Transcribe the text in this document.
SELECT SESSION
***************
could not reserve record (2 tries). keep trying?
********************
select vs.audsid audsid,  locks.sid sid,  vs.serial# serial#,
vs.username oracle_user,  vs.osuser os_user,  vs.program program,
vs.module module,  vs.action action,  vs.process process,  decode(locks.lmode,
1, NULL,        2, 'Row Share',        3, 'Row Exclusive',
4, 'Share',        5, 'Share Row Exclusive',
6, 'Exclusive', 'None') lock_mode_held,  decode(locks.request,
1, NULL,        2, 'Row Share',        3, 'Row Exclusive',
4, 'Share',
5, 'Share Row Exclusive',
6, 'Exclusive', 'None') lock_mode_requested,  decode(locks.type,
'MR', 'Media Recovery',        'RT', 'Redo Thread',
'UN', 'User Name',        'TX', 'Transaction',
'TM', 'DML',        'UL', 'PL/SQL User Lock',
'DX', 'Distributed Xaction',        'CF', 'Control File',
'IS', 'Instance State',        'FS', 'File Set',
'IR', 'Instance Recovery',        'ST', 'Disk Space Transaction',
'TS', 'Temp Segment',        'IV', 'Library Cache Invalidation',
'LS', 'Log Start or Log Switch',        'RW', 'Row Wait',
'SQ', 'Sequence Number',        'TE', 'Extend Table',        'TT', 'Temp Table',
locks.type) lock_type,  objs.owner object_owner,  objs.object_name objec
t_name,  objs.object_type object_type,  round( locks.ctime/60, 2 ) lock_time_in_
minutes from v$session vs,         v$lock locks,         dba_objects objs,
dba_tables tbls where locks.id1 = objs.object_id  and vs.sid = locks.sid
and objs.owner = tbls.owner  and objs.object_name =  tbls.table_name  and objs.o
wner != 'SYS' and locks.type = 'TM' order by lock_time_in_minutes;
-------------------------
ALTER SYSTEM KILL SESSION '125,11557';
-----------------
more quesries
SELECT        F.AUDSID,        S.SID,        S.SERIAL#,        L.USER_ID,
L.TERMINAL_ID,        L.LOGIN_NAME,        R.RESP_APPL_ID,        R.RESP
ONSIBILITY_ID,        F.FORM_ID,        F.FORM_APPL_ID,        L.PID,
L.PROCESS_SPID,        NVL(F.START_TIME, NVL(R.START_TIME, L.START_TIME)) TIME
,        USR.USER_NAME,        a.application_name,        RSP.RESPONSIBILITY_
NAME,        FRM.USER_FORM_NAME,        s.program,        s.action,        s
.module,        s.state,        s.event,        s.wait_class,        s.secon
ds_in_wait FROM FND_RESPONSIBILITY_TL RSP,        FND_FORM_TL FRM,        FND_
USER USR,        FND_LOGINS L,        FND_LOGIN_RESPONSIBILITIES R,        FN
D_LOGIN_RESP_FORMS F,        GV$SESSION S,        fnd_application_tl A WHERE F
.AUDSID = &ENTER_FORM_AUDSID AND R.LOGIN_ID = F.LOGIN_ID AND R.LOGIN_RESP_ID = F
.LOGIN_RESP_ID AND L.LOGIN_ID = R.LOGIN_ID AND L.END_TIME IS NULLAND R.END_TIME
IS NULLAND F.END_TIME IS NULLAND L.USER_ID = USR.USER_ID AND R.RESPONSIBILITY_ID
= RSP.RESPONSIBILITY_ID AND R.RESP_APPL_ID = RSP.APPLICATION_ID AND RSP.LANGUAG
============================================================
Restate every entry word for word.

Transcribe the text in this document.
SELECT SESSION
***************
could not reserve record (2 tries). keep trying?
********************
select vs.audsid audsid,  locks.sid sid,  vs.serial# serial#,
vs.username oracle_user,  vs.osuser os_user,  vs.program program,
vs.module module,  vs.action action,  vs.process process,  decode(locks.lmode,
1, NULL,        2, 'Row Share',        3, 'Row Exclusive',
4, 'Share',        5, 'Share Row Exclusive',
6, 'Exclusive', 'None') lock_mode_held,  decode(locks.request,
1, NULL,        2, 'Row Share',        3, 'Row Exclusive',
4, 'Share',
5, 'Share Row Exclusive',
6, 'Exclusive', 'None') lock_mode_requested,  decode(locks.type,
'MR', 'Media Recovery',        'RT', 'Redo Thread',
'UN', 'User Name',        'TX', 'Transaction',
'TM', 'DML',        'UL', 'PL/SQL User Lock',
'DX', 'Distributed Xaction',        'CF', 'Control File',
'IS', 'Instance State',        'FS', 'File Set',
'IR', 'Instance Recovery',        'ST', 'Disk Space Transaction',
'TS', 'Temp Segment',        'IV', 'Library Cache Invalidation',
'LS', 'Log Start or Log Switch',        'RW', 'Row Wait',
'SQ', 'Sequence Number',        'TE', 'Extend Table',        'TT', 'Temp Table',
locks.type) lock_type,  objs.owner object_owner,  objs.object_name objec
t_name,  objs.object_type object_type,  round( locks.ctime/60, 2 ) lock_time_in_
minutes from v$session vs,         v$lock locks,         dba_objects objs,
dba_tables tbls where locks.id1 = objs.object_id  and vs.sid = locks.sid
and objs.owner = tbls.owner  and objs.object_name =  tbls.table_name  and objs.o
wner != 'SYS' and locks.type = 'TM' order by lock_time_in_minutes;
-------------------------
ALTER SYSTEM KILL SESSION '125,11557';
-----------------
more quesries
SELECT        F.AUDSID,        S.SID,        S.SERIAL#,        L.USER_ID,
L.TERMINAL_ID,        L.LOGIN_NAME,        R.RESP_APPL_ID,        R.RESP
ONSIBILITY_ID,        F.FORM_ID,        F.FORM_APPL_ID,        L.PID,
L.PROCESS_SPID,        NVL(F.START_TIME, NVL(R.START_TIME, L.START_TIME)) TIME
,        USR.USER_NAME,        a.application_name,        RSP.RESPONSIBILITY_
NAME,        FRM.USER_FORM_NAME,        s.program,        s.action,        s
.module,        s.state,        s.event,        s.wait_class,        s.secon
ds_in_wait FROM FND_RESPONSIBILITY_TL RSP,        FND_FORM_TL FRM,        FND_
USER USR,        FND_LOGINS L,        FND_LOGIN_RESPONSIBILITIES R,        FN
D_LOGIN_RESP_FORMS F,        GV$SESSION S,        fnd_application_tl A WHERE F
.AUDSID = &ENTER_FORM_AUDSID AND R.LOGIN_ID = F.LOGIN_ID AND R.LOGIN_RESP_ID = F
.LOGIN_RESP_ID AND L.LOGIN_ID = R.LOGIN_ID AND L.END_TIME IS NULLAND R.END_TIME
IS NULLAND F.END_TIME IS NULLAND L.USER_ID = USR.USER_ID AND R.RESPONSIBILITY_ID
= RSP.RESPONSIBILITY_ID AND R.RESP_APPL_ID = RSP.APPLICATION_ID AND RSP.LANGUAG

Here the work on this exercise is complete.